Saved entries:
-- start --

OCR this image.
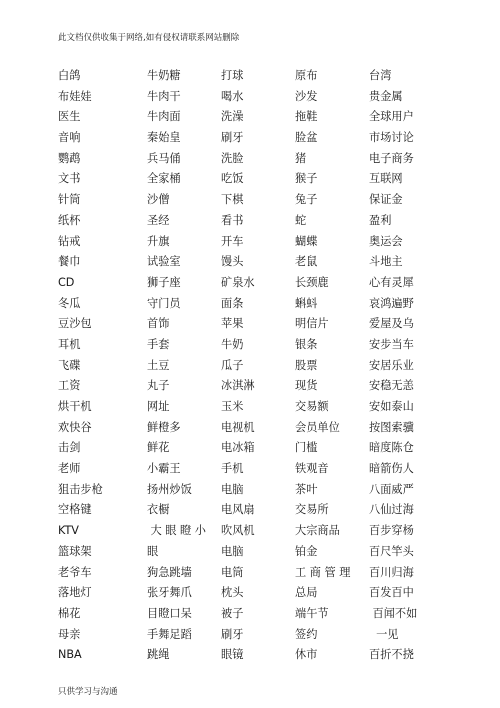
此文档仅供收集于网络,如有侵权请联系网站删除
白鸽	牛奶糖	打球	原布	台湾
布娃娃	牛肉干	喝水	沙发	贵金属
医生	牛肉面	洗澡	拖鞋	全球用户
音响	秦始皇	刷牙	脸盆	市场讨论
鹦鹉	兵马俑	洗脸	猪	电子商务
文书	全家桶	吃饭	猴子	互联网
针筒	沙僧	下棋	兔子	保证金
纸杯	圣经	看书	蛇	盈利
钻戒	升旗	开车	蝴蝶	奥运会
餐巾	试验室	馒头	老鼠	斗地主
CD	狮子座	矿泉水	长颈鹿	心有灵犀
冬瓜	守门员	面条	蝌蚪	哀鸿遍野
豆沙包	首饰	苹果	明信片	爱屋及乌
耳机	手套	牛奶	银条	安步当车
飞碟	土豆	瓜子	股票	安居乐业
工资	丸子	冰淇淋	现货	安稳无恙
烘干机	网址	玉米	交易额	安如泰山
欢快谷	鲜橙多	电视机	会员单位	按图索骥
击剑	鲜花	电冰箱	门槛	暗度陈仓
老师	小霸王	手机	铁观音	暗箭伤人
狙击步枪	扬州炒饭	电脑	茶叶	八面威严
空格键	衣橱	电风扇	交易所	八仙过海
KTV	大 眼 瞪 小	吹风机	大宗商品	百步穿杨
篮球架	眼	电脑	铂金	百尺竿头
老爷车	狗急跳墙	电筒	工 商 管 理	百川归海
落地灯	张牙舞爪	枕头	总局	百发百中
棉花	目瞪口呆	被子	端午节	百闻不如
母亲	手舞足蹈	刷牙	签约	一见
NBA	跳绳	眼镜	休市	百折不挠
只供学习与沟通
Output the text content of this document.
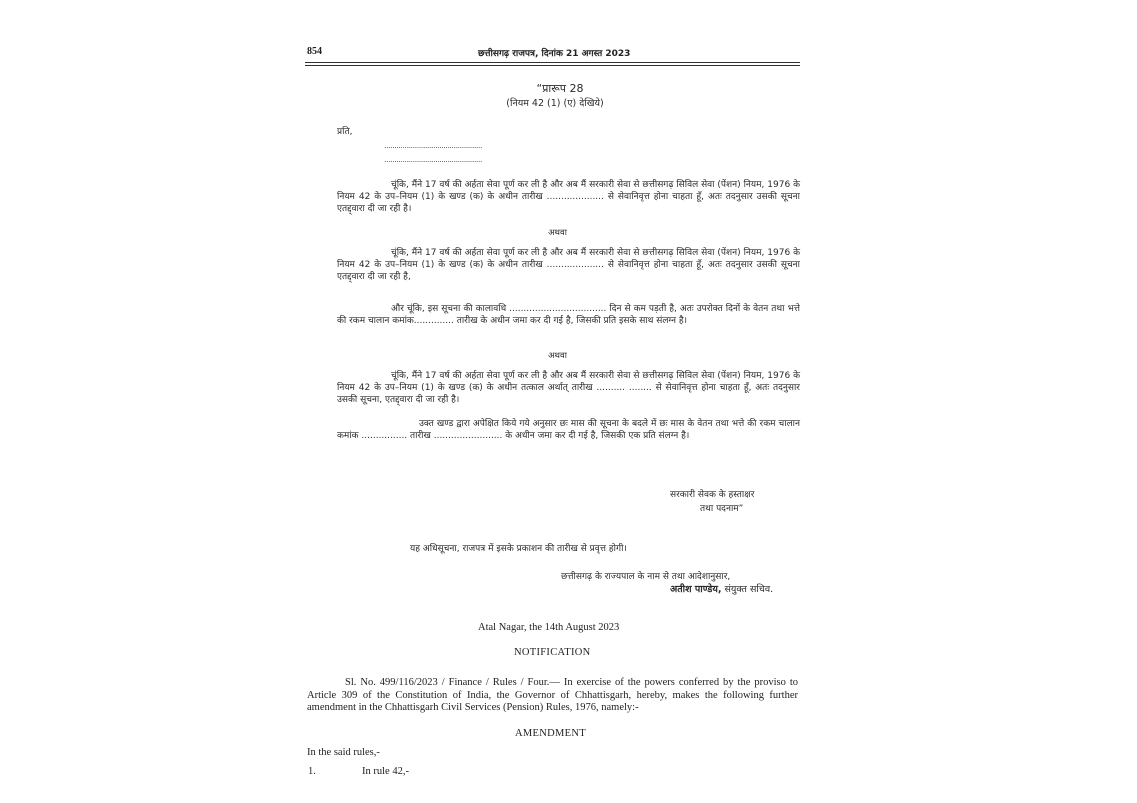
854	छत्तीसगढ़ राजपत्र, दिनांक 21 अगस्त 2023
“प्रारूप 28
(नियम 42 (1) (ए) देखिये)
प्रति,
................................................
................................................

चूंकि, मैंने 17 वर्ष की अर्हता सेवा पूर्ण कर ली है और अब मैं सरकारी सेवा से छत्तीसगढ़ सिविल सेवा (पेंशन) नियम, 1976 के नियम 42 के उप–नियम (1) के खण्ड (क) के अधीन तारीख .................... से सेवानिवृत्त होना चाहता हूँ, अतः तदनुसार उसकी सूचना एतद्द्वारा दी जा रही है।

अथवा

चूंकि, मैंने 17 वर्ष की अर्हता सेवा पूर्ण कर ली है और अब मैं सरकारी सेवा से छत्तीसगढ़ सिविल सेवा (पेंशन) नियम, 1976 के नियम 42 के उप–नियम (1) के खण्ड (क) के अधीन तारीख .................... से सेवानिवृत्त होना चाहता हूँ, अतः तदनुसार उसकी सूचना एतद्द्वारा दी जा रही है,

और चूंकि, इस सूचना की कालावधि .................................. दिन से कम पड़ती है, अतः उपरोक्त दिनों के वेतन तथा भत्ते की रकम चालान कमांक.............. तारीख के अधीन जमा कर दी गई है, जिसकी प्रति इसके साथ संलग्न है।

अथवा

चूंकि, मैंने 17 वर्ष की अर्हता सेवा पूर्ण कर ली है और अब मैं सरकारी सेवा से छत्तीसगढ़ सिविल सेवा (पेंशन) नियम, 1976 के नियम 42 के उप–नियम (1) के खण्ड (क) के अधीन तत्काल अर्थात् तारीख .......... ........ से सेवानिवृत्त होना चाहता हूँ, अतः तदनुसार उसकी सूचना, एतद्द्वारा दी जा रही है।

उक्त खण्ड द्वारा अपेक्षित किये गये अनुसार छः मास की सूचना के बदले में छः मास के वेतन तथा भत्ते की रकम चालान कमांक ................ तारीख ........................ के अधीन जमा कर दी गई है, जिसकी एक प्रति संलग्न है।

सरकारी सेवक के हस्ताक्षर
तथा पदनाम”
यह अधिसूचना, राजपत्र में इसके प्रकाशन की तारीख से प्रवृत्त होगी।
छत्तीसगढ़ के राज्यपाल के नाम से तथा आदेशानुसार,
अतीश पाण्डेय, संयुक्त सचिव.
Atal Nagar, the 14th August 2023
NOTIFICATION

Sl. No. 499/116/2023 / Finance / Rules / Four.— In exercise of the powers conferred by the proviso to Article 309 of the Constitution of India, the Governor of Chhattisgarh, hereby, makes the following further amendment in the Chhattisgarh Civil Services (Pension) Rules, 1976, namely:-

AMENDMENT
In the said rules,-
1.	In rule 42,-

-- end --

Problem requirements: Repeat the material above in full and exactly, omitting the pictures.

Task solution:
OCR this image.
此文档仅供收集于网络,如有侵权请联系网站删除
白鸽	牛奶糖	打球	原布	台湾
布娃娃	牛肉干	喝水	沙发	贵金属
医生	牛肉面	洗澡	拖鞋	全球用户
音响	秦始皇	刷牙	脸盆	市场讨论
鹦鹉	兵马俑	洗脸	猪	电子商务
文书	全家桶	吃饭	猴子	互联网
针筒	沙僧	下棋	兔子	保证金
纸杯	圣经	看书	蛇	盈利
钻戒	升旗	开车	蝴蝶	奥运会
餐巾	试验室	馒头	老鼠	斗地主
CD	狮子座	矿泉水	长颈鹿	心有灵犀
冬瓜	守门员	面条	蝌蚪	哀鸿遍野
豆沙包	首饰	苹果	明信片	爱屋及乌
耳机	手套	牛奶	银条	安步当车
飞碟	土豆	瓜子	股票	安居乐业
工资	丸子	冰淇淋	现货	安稳无恙
烘干机	网址	玉米	交易额	安如泰山
欢快谷	鲜橙多	电视机	会员单位	按图索骥
击剑	鲜花	电冰箱	门槛	暗度陈仓
老师	小霸王	手机	铁观音	暗箭伤人
狙击步枪	扬州炒饭	电脑	茶叶	八面威严
空格键	衣橱	电风扇	交易所	八仙过海
KTV	大 眼 瞪 小	吹风机	大宗商品	百步穿杨
篮球架	眼	电脑	铂金	百尺竿头
老爷车	狗急跳墙	电筒	工 商 管 理	百川归海
落地灯	张牙舞爪	枕头	总局	百发百中
棉花	目瞪口呆	被子	端午节	百闻不如
母亲	手舞足蹈	刷牙	签约	一见
NBA	跳绳	眼镜	休市	百折不挠
只供学习与沟通
Output the text content of this document.
854	छत्तीसगढ़ राजपत्र, दिनांक 21 अगस्त 2023
“प्रारूप 28
(नियम 42 (1) (ए) देखिये)
प्रति,
................................................
................................................

चूंकि, मैंने 17 वर्ष की अर्हता सेवा पूर्ण कर ली है और अब मैं सरकारी सेवा से छत्तीसगढ़ सिविल सेवा (पेंशन) नियम, 1976 के नियम 42 के उप–नियम (1) के खण्ड (क) के अधीन तारीख .................... से सेवानिवृत्त होना चाहता हूँ, अतः तदनुसार उसकी सूचना एतद्द्वारा दी जा रही है।

अथवा

चूंकि, मैंने 17 वर्ष की अर्हता सेवा पूर्ण कर ली है और अब मैं सरकारी सेवा से छत्तीसगढ़ सिविल सेवा (पेंशन) नियम, 1976 के नियम 42 के उप–नियम (1) के खण्ड (क) के अधीन तारीख .................... से सेवानिवृत्त होना चाहता हूँ, अतः तदनुसार उसकी सूचना एतद्द्वारा दी जा रही है,

और चूंकि, इस सूचना की कालावधि .................................. दिन से कम पड़ती है, अतः उपरोक्त दिनों के वेतन तथा भत्ते की रकम चालान कमांक.............. तारीख के अधीन जमा कर दी गई है, जिसकी प्रति इसके साथ संलग्न है।

अथवा

चूंकि, मैंने 17 वर्ष की अर्हता सेवा पूर्ण कर ली है और अब मैं सरकारी सेवा से छत्तीसगढ़ सिविल सेवा (पेंशन) नियम, 1976 के नियम 42 के उप–नियम (1) के खण्ड (क) के अधीन तत्काल अर्थात् तारीख .......... ........ से सेवानिवृत्त होना चाहता हूँ, अतः तदनुसार उसकी सूचना, एतद्द्वारा दी जा रही है।

उक्त खण्ड द्वारा अपेक्षित किये गये अनुसार छः मास की सूचना के बदले में छः मास के वेतन तथा भत्ते की रकम चालान कमांक ................ तारीख ........................ के अधीन जमा कर दी गई है, जिसकी एक प्रति संलग्न है।

सरकारी सेवक के हस्ताक्षर
तथा पदनाम”
यह अधिसूचना, राजपत्र में इसके प्रकाशन की तारीख से प्रवृत्त होगी।
छत्तीसगढ़ के राज्यपाल के नाम से तथा आदेशानुसार,
अतीश पाण्डेय, संयुक्त सचिव.
Atal Nagar, the 14th August 2023
NOTIFICATION

Sl. No. 499/116/2023 / Finance / Rules / Four.— In exercise of the powers conferred by the proviso to Article 309 of the Constitution of India, the Governor of Chhattisgarh, hereby, makes the following further amendment in the Chhattisgarh Civil Services (Pension) Rules, 1976, namely:-

AMENDMENT
In the said rules,-
1.	In rule 42,-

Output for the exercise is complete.